Given request: Below are the records; collect from them each line containing the string "tanítványaink".

Materials provided:
○ ○ ○ ○ ○
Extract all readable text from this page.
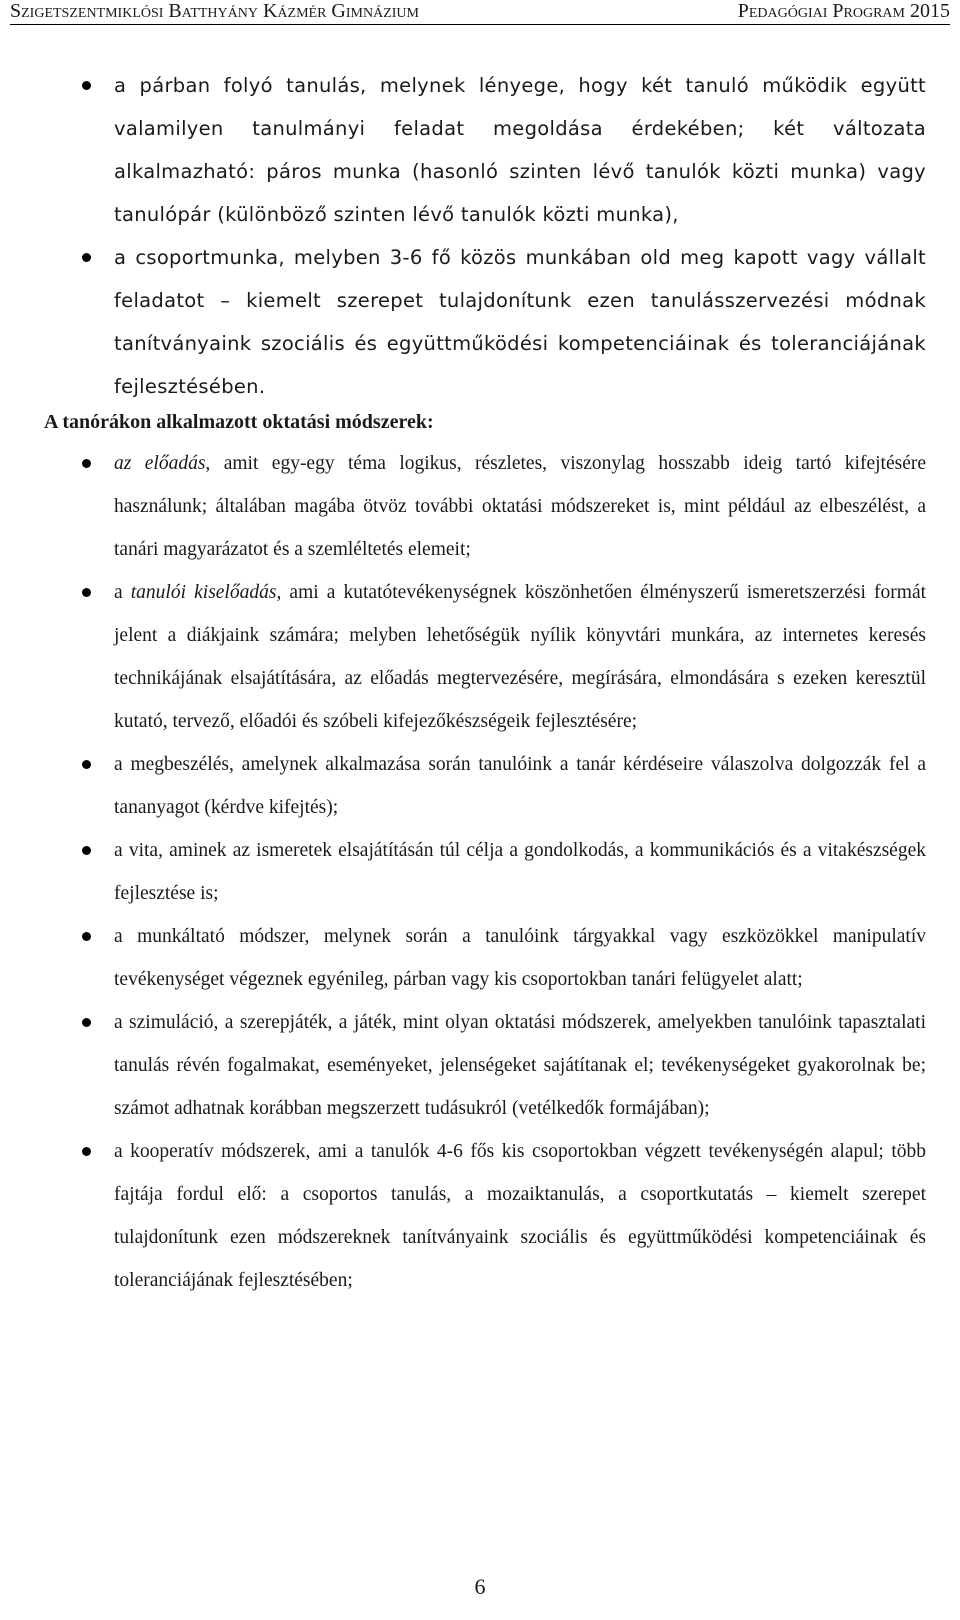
Szigetszentmiklósi Batthyány Kázmér Gimnázium	Pedagógiai Program 2015
a párban folyó tanulás, melynek lényege, hogy két tanuló működik együtt valamilyen tanulmányi feladat megoldása érdekében; két változata alkalmazható: páros munka (hasonló szinten lévő tanulók közti munka) vagy tanulópár (különböző szinten lévő tanulók közti munka),
a csoportmunka, melyben 3-6 fő közös munkában old meg kapott vagy vállalt feladatot – kiemelt szerepet tulajdonítunk ezen tanulásszervezési módnak tanítványaink szociális és együttműködési kompetenciáinak és toleranciájának fejlesztésében.
A tanórákon alkalmazott oktatási módszerek:
az előadás, amit egy-egy téma logikus, részletes, viszonylag hosszabb ideig tartó kifejtésére használunk; általában magába ötvöz további oktatási módszereket is, mint például az elbeszélést, a tanári magyarázatot és a szemléltetés elemeit;
a tanulói kiselőadás, ami a kutatótevékenységnek köszönhetően élményszerű ismeretszerzési formát jelent a diákjaink számára; melyben lehetőségük nyílik könyvtári munkára, az internetes keresés technikájának elsajátítására, az előadás megtervezésére, megírására, elmondására s ezeken keresztül kutató, tervező, előadói és szóbeli kifejezőkészségeik fejlesztésére;
a megbeszélés, amelynek alkalmazása során tanulóink a tanár kérdéseire válaszolva dolgozzák fel a tananyagot (kérdve kifejtés);
a vita, aminek az ismeretek elsajátításán túl célja a gondolkodás, a kommunikációs és a vitakészségek fejlesztése is;
a munkáltató módszer, melynek során a tanulóink tárgyakkal vagy eszközökkel manipulatív tevékenységet végeznek egyénileg, párban vagy kis csoportokban tanári felügyelet alatt;
a szimuláció, a szerepjáték, a játék, mint olyan oktatási módszerek, amelyekben tanulóink tapasztalati tanulás révén fogalmakat, eseményeket, jelenségeket sajátítanak el; tevékenységeket gyakorolnak be; számot adhatnak korábban megszerzett tudásukról (vetélkedők formájában);
a kooperatív módszerek, ami a tanulók 4-6 fős kis csoportokban végzett tevékenységén alapul; több fajtája fordul elő: a csoportos tanulás, a mozaiktanulás, a csoportkutatás – kiemelt szerepet tulajdonítunk ezen módszereknek tanítványaink szociális és együttműködési kompetenciáinak és toleranciájának fejlesztésében;
6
○ ○ ○ ○ ○
Correct output:
a csoportmunka, melyben 3-6 fő közös munkában old meg kapott vagy vállalt feladatot – kiemelt szerepet tulajdonítunk ezen tanulásszervezési módnak tanítványaink szociális és együttműködési kompetenciáinak és toleranciájának fejlesztésében.
a kooperatív módszerek, ami a tanulók 4-6 fős kis csoportokban végzett tevékenységén alapul; több fajtája fordul elő: a csoportos tanulás, a mozaiktanulás, a csoportkutatás – kiemelt szerepet tulajdonítunk ezen módszereknek tanítványaink szociális és együttműködési kompetenciáinak és toleranciájának fejlesztésében;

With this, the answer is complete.